### SHORT EXERCISE
Your task is to repeat all of the data exactly while excluding the pictures.

### Collected data entries
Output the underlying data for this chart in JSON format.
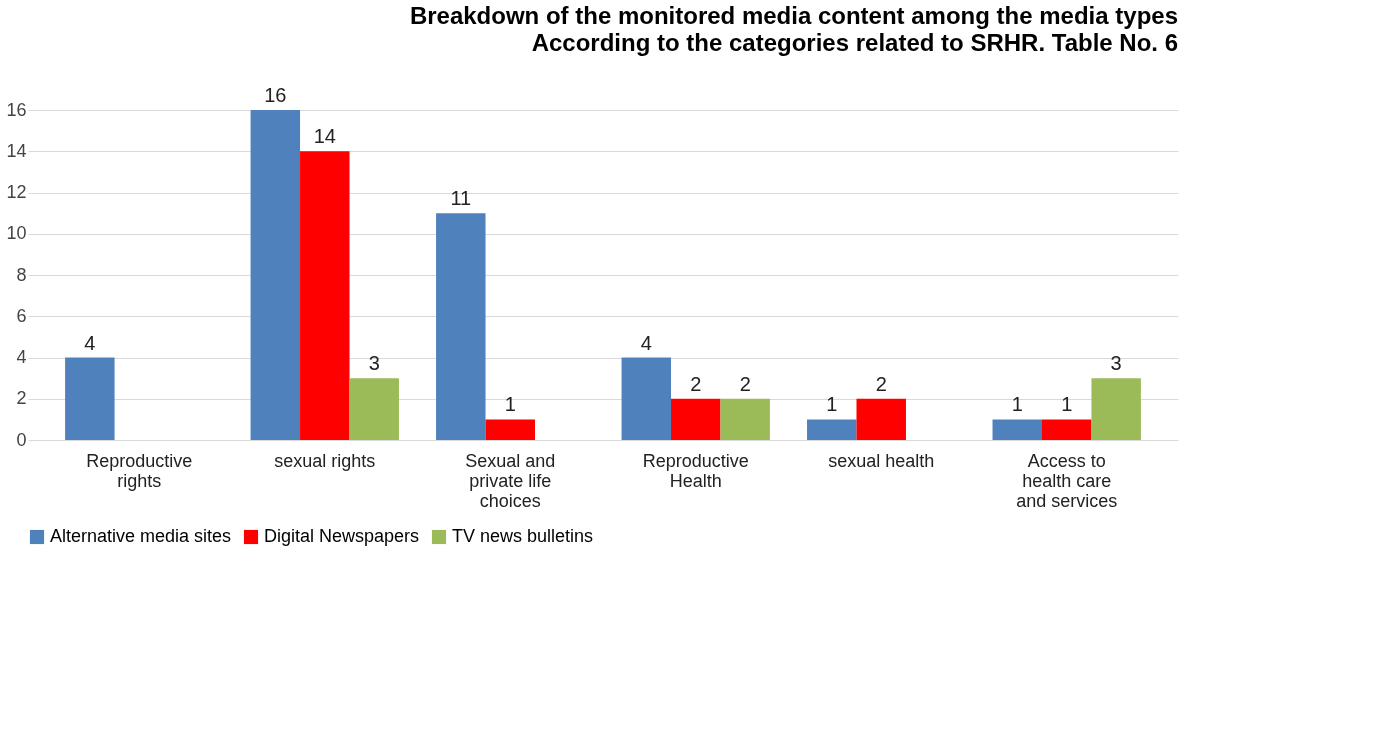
{
  "chart_data": {
    "type": "bar",
    "title": "Breakdown of the monitored media content among the media types",
    "subtitle": "According to the categories related to SRHR. Table No. 6",
    "categories": [
      "Reproductive rights",
      "sexual rights",
      "Sexual and private life choices",
      "Reproductive Health",
      "sexual health",
      "Access to health care and services"
    ],
    "series": [
      {
        "name": "Alternative media sites",
        "color": "#4f81bd",
        "values": [
          4,
          16,
          11,
          4,
          1,
          1
        ]
      },
      {
        "name": "Digital Newspapers",
        "color": "#ff0000",
        "values": [
          null,
          14,
          1,
          2,
          2,
          1
        ]
      },
      {
        "name": "TV news bulletins",
        "color": "#9bbb59",
        "values": [
          null,
          3,
          null,
          2,
          null,
          3
        ]
      }
    ],
    "ylim": [
      0,
      16
    ],
    "yticks": [
      0,
      2,
      4,
      6,
      8,
      10,
      12,
      14,
      16
    ],
    "grid": "y",
    "legend": "bottom",
    "data_labels": true
  }
}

### THE REPLY
Output the underlying data for this chart in JSON format.
{
  "chart_data": {
    "type": "bar",
    "title": "Breakdown of the monitored media content among the media types",
    "subtitle": "According to the categories related to SRHR. Table No. 6",
    "categories": [
      "Reproductive rights",
      "sexual rights",
      "Sexual and private life choices",
      "Reproductive Health",
      "sexual health",
      "Access to health care and services"
    ],
    "series": [
      {
        "name": "Alternative media sites",
        "color": "#4f81bd",
        "values": [
          4,
          16,
          11,
          4,
          1,
          1
        ]
      },
      {
        "name": "Digital Newspapers",
        "color": "#ff0000",
        "values": [
          null,
          14,
          1,
          2,
          2,
          1
        ]
      },
      {
        "name": "TV news bulletins",
        "color": "#9bbb59",
        "values": [
          null,
          3,
          null,
          2,
          null,
          3
        ]
      }
    ],
    "ylim": [
      0,
      16
    ],
    "yticks": [
      0,
      2,
      4,
      6,
      8,
      10,
      12,
      14,
      16
    ],
    "grid": "y",
    "legend": "bottom",
    "data_labels": true
  }
}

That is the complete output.